■ **What you are asked to do**: Which lines in the material below contain the word "peppers"? Copy each of them.

■ **Stored records**:

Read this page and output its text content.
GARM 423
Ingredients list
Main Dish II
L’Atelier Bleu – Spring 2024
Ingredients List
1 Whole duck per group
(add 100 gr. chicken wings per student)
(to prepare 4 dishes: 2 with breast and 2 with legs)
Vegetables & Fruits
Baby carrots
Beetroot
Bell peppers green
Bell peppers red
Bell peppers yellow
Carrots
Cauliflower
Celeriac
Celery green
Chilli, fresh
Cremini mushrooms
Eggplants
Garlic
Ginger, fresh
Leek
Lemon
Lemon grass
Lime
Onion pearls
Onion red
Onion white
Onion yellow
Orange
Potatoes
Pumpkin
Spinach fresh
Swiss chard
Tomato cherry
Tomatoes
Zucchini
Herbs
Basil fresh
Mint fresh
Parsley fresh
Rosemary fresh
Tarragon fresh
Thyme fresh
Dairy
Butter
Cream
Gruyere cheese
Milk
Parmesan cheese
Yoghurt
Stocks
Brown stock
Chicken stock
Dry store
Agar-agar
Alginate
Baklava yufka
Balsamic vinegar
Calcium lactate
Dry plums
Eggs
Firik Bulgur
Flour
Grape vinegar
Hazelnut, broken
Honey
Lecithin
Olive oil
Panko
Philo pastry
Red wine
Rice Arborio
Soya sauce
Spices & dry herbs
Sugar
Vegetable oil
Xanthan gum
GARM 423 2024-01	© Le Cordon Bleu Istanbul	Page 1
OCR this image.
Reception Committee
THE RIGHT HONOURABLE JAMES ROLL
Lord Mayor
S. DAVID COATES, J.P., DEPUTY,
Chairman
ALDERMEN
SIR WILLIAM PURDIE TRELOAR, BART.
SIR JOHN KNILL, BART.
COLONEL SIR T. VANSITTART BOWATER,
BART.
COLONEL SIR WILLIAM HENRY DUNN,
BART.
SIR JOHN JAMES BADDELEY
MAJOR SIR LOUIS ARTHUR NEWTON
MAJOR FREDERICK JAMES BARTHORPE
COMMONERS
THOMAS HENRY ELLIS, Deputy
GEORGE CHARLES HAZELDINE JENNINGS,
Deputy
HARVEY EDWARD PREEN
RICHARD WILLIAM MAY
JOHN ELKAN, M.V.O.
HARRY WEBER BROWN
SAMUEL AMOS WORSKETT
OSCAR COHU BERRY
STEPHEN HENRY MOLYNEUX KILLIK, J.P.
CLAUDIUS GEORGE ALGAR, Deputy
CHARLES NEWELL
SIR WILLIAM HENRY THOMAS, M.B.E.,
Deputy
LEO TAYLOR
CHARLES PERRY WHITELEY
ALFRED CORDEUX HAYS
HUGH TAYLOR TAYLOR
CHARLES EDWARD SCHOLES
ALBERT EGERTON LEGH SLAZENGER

■ **Correct output**:
Bell peppers green
Bell peppers red
Bell peppers yellow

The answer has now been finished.